> _What to do_
1. In the text about Bill Gross's forecast, shorten the paragraph beginning "Using this rule of thumb" while keeping its main facts.
2. Carry on the text about Bill Gross's forecast from its last sentence.

> _Text to read_
-- Begin --
If U.S. bond guru Bill Gross is correct about the future, the U.S. dollar will continue to slide and U.S. inflation will continue to move higher – both carrying important implications for Canadian investors.

It is a prediction Gross bases on the one thing he feels fairly certain about: the U.S. economy is so addicted to debt that the Federal Reserve will not raise short-term interest rates much above the inflation rate.

This view goes directly against the expectations of many economists who cite the historical long-term average of 2 per cent for U.S. real short-term interest rates.

Using this rule of thumb, some economists predict that as the U.S. economy strengthens, the Fed, to contain inflation, can be expected to push short-term rates up to a level 2 percentage points above the inflation rate. If the inflation rate is 2 per cent, the Fed’s overnight rate, the fed funds rate, should be at 4 per cent.
-- End --
> _Given information_
-- Begin --
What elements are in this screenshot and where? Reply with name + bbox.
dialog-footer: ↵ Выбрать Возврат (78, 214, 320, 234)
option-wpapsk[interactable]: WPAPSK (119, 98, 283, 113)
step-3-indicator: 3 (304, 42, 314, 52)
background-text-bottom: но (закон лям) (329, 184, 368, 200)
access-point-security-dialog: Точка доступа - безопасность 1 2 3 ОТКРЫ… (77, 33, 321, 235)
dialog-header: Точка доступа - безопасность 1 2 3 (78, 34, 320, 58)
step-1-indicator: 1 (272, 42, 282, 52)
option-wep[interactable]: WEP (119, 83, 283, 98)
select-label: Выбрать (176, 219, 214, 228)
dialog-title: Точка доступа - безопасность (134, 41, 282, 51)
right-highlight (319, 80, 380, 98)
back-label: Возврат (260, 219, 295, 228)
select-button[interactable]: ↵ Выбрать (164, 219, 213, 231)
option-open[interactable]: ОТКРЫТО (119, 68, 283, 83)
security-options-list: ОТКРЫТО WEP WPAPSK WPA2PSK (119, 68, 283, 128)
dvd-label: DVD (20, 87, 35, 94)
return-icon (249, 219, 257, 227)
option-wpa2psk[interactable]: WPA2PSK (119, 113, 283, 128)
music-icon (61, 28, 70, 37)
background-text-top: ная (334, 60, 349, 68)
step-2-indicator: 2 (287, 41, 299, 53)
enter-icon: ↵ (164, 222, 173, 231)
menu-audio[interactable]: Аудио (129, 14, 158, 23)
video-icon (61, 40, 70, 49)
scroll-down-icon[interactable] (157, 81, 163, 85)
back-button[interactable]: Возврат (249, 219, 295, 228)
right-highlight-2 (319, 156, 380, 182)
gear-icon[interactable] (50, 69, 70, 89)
-- End --
> _Answers given_
1. By this rule of thumb, some economists expect the Fed to fight inflation as the U.S. economy strengthens by raising short-term rates to 2 percentage points above inflation. With 2 percent inflation, the fed funds rate would be 4 percent.

2.
This kind of thinking is behind predictions that the U.S. fed funds rate, currently 2 per cent, will jump to the range of 3 to 5 per cent in 2005 and such significantly higher rates would attract needed capital to the U.S., thereby stabilizing the U.S. dollar which is being undermined by a ballooning current account trade deficit that requires close to US$2 billion a day in financing inflows.

But this is not the scenario expected by Gross, who, as chief investment officer of California-based Pacific Investment Management Co. (PIMCO), manages $415 billion in State of California and other retirement funds and the largest U.S. bond mutual fund.

In his November Investment Outlook (available at www.pimco.com), Gross predicts that real U.S. rates will have to be kept low, possibly only a half point above inflation, by a Fed that will “raise nominal short rates just enough to contain prices but not kill the economy.”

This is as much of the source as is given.